- **GIVEN PROBLEM**:
Repeat the records in full and exactly, omitting pictures.

Collected data:

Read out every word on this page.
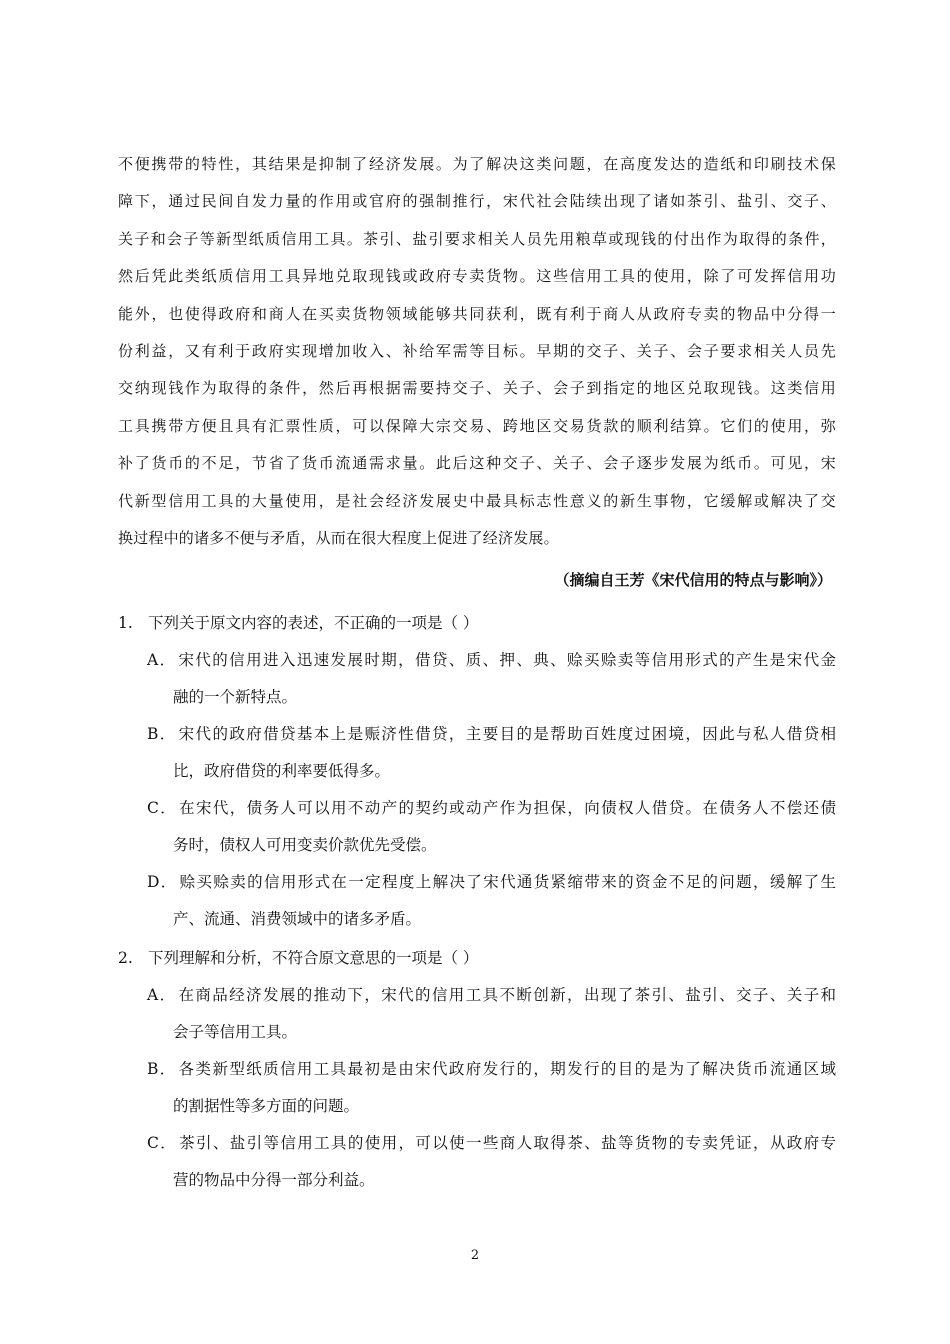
不便携带的特性，其结果是抑制了经济发展。为了解决这类问题，在高度发达的造纸和印刷技术保
障下，通过民间自发力量的作用或官府的强制推行，宋代社会陆续出现了诸如茶引、盐引、交子、
关子和会子等新型纸质信用工具。茶引、盐引要求相关人员先用粮草或现钱的付出作为取得的条件，
然后凭此类纸质信用工具异地兑取现钱或政府专卖货物。这些信用工具的使用，除了可发挥信用功
能外，也使得政府和商人在买卖货物领域能够共同获利，既有利于商人从政府专卖的物品中分得一
份利益，又有利于政府实现增加收入、补给军需等目标。早期的交子、关子、会子要求相关人员先
交纳现钱作为取得的条件，然后再根据需要持交子、关子、会子到指定的地区兑取现钱。这类信用
工具携带方便且具有汇票性质，可以保障大宗交易、跨地区交易货款的顺利结算。它们的使用，弥
补了货币的不足，节省了货币流通需求量。此后这种交子、关子、会子逐步发展为纸币。可见，宋
代新型信用工具的大量使用，是社会经济发展史中最具标志性意义的新生事物，它缓解或解决了交
换过程中的诸多不便与矛盾，从而在很大程度上促进了经济发展。
（摘编自王芳《宋代信用的特点与影响》）
1. 下列关于原文内容的表述，不正确的一项是（ ）
A． 宋代的信用进入迅速发展时期，借贷、质、押、典、赊买赊卖等信用形式的产生是宋代金
融的一个新特点。
B． 宋代的政府借贷基本上是赈济性借贷，主要目的是帮助百姓度过困境，因此与私人借贷相
比，政府借贷的利率要低得多。
C． 在宋代，债务人可以用不动产的契约或动产作为担保，向债权人借贷。在债务人不偿还债
务时，债权人可用变卖价款优先受偿。
D． 赊买赊卖的信用形式在一定程度上解决了宋代通货紧缩带来的资金不足的问题，缓解了生
产、流通、消费领域中的诸多矛盾。
2. 下列理解和分析，不符合原文意思的一项是（ ）
A． 在商品经济发展的推动下，宋代的信用工具不断创新，出现了茶引、盐引、交子、关子和
会子等信用工具。
B． 各类新型纸质信用工具最初是由宋代政府发行的，期发行的目的是为了解决货币流通区域
的割据性等多方面的问题。
C． 茶引、盐引等信用工具的使用，可以使一些商人取得茶、盐等货物的专卖凭证，从政府专
营的物品中分得一部分利益。
2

- **EXERCISE SOLUTION**:
Read out every word on this page.
不便携带的特性，其结果是抑制了经济发展。为了解决这类问题，在高度发达的造纸和印刷技术保
障下，通过民间自发力量的作用或官府的强制推行，宋代社会陆续出现了诸如茶引、盐引、交子、
关子和会子等新型纸质信用工具。茶引、盐引要求相关人员先用粮草或现钱的付出作为取得的条件，
然后凭此类纸质信用工具异地兑取现钱或政府专卖货物。这些信用工具的使用，除了可发挥信用功
能外，也使得政府和商人在买卖货物领域能够共同获利，既有利于商人从政府专卖的物品中分得一
份利益，又有利于政府实现增加收入、补给军需等目标。早期的交子、关子、会子要求相关人员先
交纳现钱作为取得的条件，然后再根据需要持交子、关子、会子到指定的地区兑取现钱。这类信用
工具携带方便且具有汇票性质，可以保障大宗交易、跨地区交易货款的顺利结算。它们的使用，弥
补了货币的不足，节省了货币流通需求量。此后这种交子、关子、会子逐步发展为纸币。可见，宋
代新型信用工具的大量使用，是社会经济发展史中最具标志性意义的新生事物，它缓解或解决了交
换过程中的诸多不便与矛盾，从而在很大程度上促进了经济发展。
（摘编自王芳《宋代信用的特点与影响》）
1. 下列关于原文内容的表述，不正确的一项是（ ）
A． 宋代的信用进入迅速发展时期，借贷、质、押、典、赊买赊卖等信用形式的产生是宋代金
融的一个新特点。
B． 宋代的政府借贷基本上是赈济性借贷，主要目的是帮助百姓度过困境，因此与私人借贷相
比，政府借贷的利率要低得多。
C． 在宋代，债务人可以用不动产的契约或动产作为担保，向债权人借贷。在债务人不偿还债
务时，债权人可用变卖价款优先受偿。
D． 赊买赊卖的信用形式在一定程度上解决了宋代通货紧缩带来的资金不足的问题，缓解了生
产、流通、消费领域中的诸多矛盾。
2. 下列理解和分析，不符合原文意思的一项是（ ）
A． 在商品经济发展的推动下，宋代的信用工具不断创新，出现了茶引、盐引、交子、关子和
会子等信用工具。
B． 各类新型纸质信用工具最初是由宋代政府发行的，期发行的目的是为了解决货币流通区域
的割据性等多方面的问题。
C． 茶引、盐引等信用工具的使用，可以使一些商人取得茶、盐等货物的专卖凭证，从政府专
营的物品中分得一部分利益。
2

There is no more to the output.